■ **Short task**: Will you write out the data exactly, excluding every picture?

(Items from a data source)
+++++

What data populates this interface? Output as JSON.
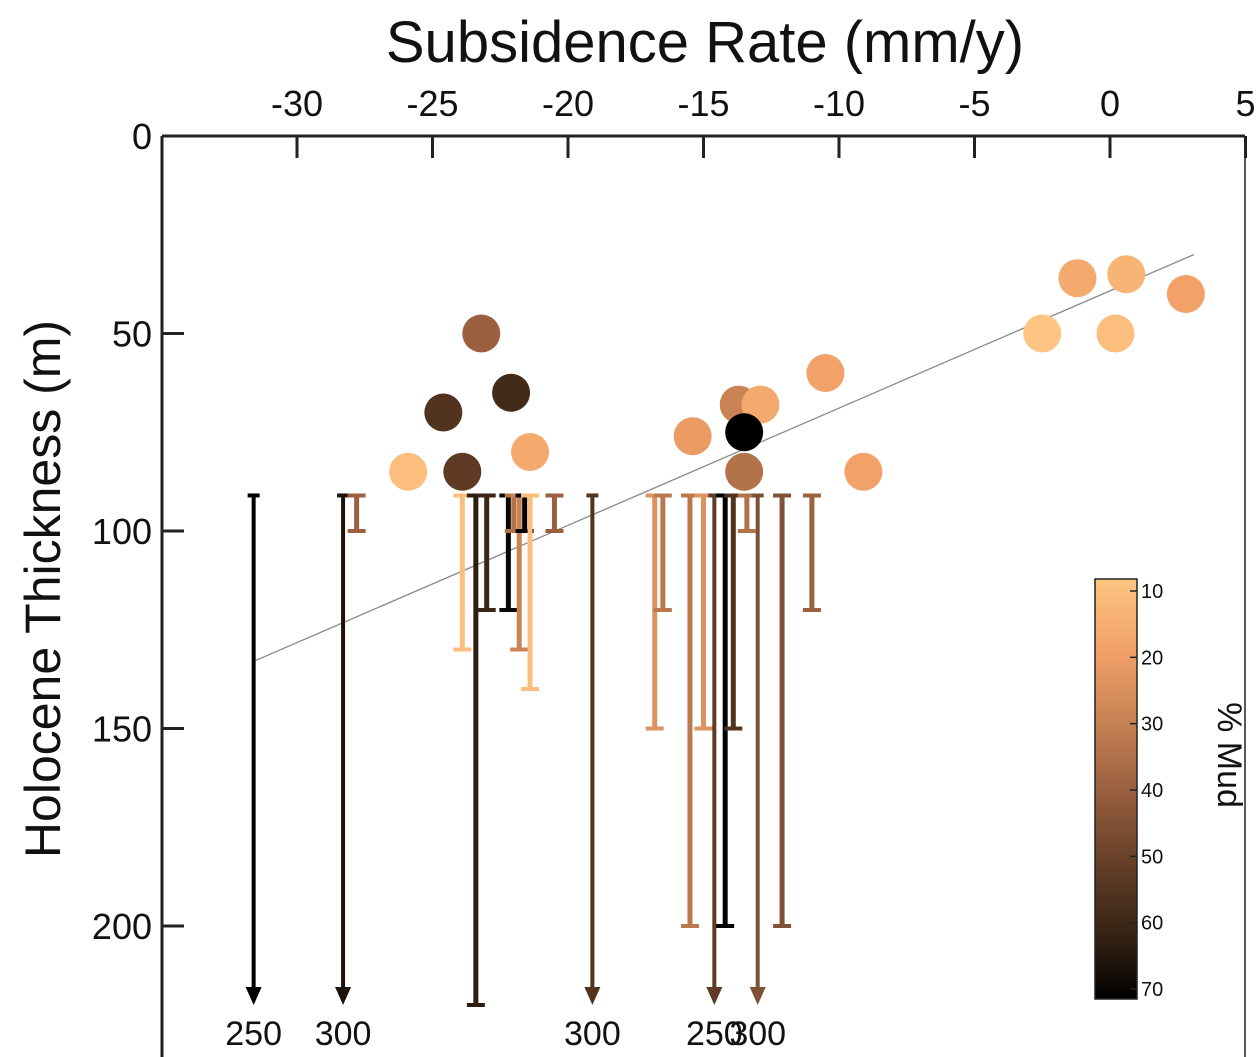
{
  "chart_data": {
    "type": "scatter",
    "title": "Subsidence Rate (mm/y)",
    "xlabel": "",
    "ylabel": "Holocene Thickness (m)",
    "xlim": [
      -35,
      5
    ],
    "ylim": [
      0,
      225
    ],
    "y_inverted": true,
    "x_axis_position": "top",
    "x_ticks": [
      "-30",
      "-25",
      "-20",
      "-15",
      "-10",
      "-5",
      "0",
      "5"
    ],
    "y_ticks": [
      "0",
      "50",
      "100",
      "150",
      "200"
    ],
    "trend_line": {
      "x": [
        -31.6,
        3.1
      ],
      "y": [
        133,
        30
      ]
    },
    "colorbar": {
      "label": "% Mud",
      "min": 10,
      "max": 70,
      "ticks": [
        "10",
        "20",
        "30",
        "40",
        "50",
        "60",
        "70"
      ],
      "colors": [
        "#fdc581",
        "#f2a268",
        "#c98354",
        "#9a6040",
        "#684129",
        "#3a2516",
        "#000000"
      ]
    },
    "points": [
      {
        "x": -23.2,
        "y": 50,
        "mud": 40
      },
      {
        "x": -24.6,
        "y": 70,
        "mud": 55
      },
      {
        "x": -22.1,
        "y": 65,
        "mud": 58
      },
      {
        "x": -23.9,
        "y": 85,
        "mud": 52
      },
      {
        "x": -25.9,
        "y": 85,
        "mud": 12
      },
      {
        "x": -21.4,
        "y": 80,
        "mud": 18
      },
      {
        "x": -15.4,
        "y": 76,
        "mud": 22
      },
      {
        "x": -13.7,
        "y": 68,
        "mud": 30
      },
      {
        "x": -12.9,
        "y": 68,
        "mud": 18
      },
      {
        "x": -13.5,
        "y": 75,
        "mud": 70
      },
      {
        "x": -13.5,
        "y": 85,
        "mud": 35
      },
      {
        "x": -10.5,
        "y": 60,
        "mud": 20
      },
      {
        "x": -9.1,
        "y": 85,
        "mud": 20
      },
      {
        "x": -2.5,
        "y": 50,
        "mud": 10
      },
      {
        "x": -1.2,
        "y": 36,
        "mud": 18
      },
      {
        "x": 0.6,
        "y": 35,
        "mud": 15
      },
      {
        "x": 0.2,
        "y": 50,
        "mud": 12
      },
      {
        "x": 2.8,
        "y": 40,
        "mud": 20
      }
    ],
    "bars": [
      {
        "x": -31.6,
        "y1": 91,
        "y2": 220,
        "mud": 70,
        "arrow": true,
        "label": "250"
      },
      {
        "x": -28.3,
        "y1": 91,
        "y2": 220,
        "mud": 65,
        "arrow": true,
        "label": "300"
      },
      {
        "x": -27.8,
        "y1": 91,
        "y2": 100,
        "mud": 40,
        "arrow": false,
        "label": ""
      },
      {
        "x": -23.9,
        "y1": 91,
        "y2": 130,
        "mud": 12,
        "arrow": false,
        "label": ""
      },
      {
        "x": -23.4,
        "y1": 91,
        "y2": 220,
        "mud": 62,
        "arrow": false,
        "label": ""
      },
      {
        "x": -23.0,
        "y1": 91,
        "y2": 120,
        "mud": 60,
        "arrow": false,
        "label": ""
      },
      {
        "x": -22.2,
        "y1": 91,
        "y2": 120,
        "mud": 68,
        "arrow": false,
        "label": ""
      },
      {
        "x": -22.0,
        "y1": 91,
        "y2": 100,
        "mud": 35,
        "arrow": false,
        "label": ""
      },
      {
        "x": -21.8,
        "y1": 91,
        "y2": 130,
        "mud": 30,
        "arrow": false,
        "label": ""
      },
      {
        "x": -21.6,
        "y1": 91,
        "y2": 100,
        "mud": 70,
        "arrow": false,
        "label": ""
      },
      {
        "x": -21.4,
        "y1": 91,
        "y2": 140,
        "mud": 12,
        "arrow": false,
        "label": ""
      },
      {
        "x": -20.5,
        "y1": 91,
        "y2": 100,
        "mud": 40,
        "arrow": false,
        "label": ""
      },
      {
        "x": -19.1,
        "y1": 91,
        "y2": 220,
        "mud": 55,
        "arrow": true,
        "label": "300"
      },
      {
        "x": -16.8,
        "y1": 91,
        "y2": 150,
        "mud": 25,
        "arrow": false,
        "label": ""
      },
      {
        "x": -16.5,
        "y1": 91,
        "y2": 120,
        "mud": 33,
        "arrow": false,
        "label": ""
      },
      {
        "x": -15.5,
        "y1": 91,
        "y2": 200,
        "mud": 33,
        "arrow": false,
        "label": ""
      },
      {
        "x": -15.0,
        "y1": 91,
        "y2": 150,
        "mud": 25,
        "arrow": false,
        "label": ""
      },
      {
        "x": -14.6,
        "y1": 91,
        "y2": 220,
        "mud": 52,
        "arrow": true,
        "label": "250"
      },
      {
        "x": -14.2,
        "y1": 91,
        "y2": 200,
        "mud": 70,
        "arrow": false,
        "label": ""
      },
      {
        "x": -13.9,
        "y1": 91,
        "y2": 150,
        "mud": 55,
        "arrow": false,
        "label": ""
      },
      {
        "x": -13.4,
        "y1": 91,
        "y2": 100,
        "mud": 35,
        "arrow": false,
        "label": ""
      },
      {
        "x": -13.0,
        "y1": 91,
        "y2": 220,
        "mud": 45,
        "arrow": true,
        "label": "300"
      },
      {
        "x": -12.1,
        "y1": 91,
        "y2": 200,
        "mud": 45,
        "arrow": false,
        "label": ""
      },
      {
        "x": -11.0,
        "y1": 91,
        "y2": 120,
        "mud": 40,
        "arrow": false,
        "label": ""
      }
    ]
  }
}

+++++

■ **Expected answer**:
What data populates this interface? Output as JSON.
{
  "chart_data": {
    "type": "scatter",
    "title": "Subsidence Rate (mm/y)",
    "xlabel": "",
    "ylabel": "Holocene Thickness (m)",
    "xlim": [
      -35,
      5
    ],
    "ylim": [
      0,
      225
    ],
    "y_inverted": true,
    "x_axis_position": "top",
    "x_ticks": [
      "-30",
      "-25",
      "-20",
      "-15",
      "-10",
      "-5",
      "0",
      "5"
    ],
    "y_ticks": [
      "0",
      "50",
      "100",
      "150",
      "200"
    ],
    "trend_line": {
      "x": [
        -31.6,
        3.1
      ],
      "y": [
        133,
        30
      ]
    },
    "colorbar": {
      "label": "% Mud",
      "min": 10,
      "max": 70,
      "ticks": [
        "10",
        "20",
        "30",
        "40",
        "50",
        "60",
        "70"
      ],
      "colors": [
        "#fdc581",
        "#f2a268",
        "#c98354",
        "#9a6040",
        "#684129",
        "#3a2516",
        "#000000"
      ]
    },
    "points": [
      {
        "x": -23.2,
        "y": 50,
        "mud": 40
      },
      {
        "x": -24.6,
        "y": 70,
        "mud": 55
      },
      {
        "x": -22.1,
        "y": 65,
        "mud": 58
      },
      {
        "x": -23.9,
        "y": 85,
        "mud": 52
      },
      {
        "x": -25.9,
        "y": 85,
        "mud": 12
      },
      {
        "x": -21.4,
        "y": 80,
        "mud": 18
      },
      {
        "x": -15.4,
        "y": 76,
        "mud": 22
      },
      {
        "x": -13.7,
        "y": 68,
        "mud": 30
      },
      {
        "x": -12.9,
        "y": 68,
        "mud": 18
      },
      {
        "x": -13.5,
        "y": 75,
        "mud": 70
      },
      {
        "x": -13.5,
        "y": 85,
        "mud": 35
      },
      {
        "x": -10.5,
        "y": 60,
        "mud": 20
      },
      {
        "x": -9.1,
        "y": 85,
        "mud": 20
      },
      {
        "x": -2.5,
        "y": 50,
        "mud": 10
      },
      {
        "x": -1.2,
        "y": 36,
        "mud": 18
      },
      {
        "x": 0.6,
        "y": 35,
        "mud": 15
      },
      {
        "x": 0.2,
        "y": 50,
        "mud": 12
      },
      {
        "x": 2.8,
        "y": 40,
        "mud": 20
      }
    ],
    "bars": [
      {
        "x": -31.6,
        "y1": 91,
        "y2": 220,
        "mud": 70,
        "arrow": true,
        "label": "250"
      },
      {
        "x": -28.3,
        "y1": 91,
        "y2": 220,
        "mud": 65,
        "arrow": true,
        "label": "300"
      },
      {
        "x": -27.8,
        "y1": 91,
        "y2": 100,
        "mud": 40,
        "arrow": false,
        "label": ""
      },
      {
        "x": -23.9,
        "y1": 91,
        "y2": 130,
        "mud": 12,
        "arrow": false,
        "label": ""
      },
      {
        "x": -23.4,
        "y1": 91,
        "y2": 220,
        "mud": 62,
        "arrow": false,
        "label": ""
      },
      {
        "x": -23.0,
        "y1": 91,
        "y2": 120,
        "mud": 60,
        "arrow": false,
        "label": ""
      },
      {
        "x": -22.2,
        "y1": 91,
        "y2": 120,
        "mud": 68,
        "arrow": false,
        "label": ""
      },
      {
        "x": -22.0,
        "y1": 91,
        "y2": 100,
        "mud": 35,
        "arrow": false,
        "label": ""
      },
      {
        "x": -21.8,
        "y1": 91,
        "y2": 130,
        "mud": 30,
        "arrow": false,
        "label": ""
      },
      {
        "x": -21.6,
        "y1": 91,
        "y2": 100,
        "mud": 70,
        "arrow": false,
        "label": ""
      },
      {
        "x": -21.4,
        "y1": 91,
        "y2": 140,
        "mud": 12,
        "arrow": false,
        "label": ""
      },
      {
        "x": -20.5,
        "y1": 91,
        "y2": 100,
        "mud": 40,
        "arrow": false,
        "label": ""
      },
      {
        "x": -19.1,
        "y1": 91,
        "y2": 220,
        "mud": 55,
        "arrow": true,
        "label": "300"
      },
      {
        "x": -16.8,
        "y1": 91,
        "y2": 150,
        "mud": 25,
        "arrow": false,
        "label": ""
      },
      {
        "x": -16.5,
        "y1": 91,
        "y2": 120,
        "mud": 33,
        "arrow": false,
        "label": ""
      },
      {
        "x": -15.5,
        "y1": 91,
        "y2": 200,
        "mud": 33,
        "arrow": false,
        "label": ""
      },
      {
        "x": -15.0,
        "y1": 91,
        "y2": 150,
        "mud": 25,
        "arrow": false,
        "label": ""
      },
      {
        "x": -14.6,
        "y1": 91,
        "y2": 220,
        "mud": 52,
        "arrow": true,
        "label": "250"
      },
      {
        "x": -14.2,
        "y1": 91,
        "y2": 200,
        "mud": 70,
        "arrow": false,
        "label": ""
      },
      {
        "x": -13.9,
        "y1": 91,
        "y2": 150,
        "mud": 55,
        "arrow": false,
        "label": ""
      },
      {
        "x": -13.4,
        "y1": 91,
        "y2": 100,
        "mud": 35,
        "arrow": false,
        "label": ""
      },
      {
        "x": -13.0,
        "y1": 91,
        "y2": 220,
        "mud": 45,
        "arrow": true,
        "label": "300"
      },
      {
        "x": -12.1,
        "y1": 91,
        "y2": 200,
        "mud": 45,
        "arrow": false,
        "label": ""
      },
      {
        "x": -11.0,
        "y1": 91,
        "y2": 120,
        "mud": 40,
        "arrow": false,
        "label": ""
      }
    ]
  }
}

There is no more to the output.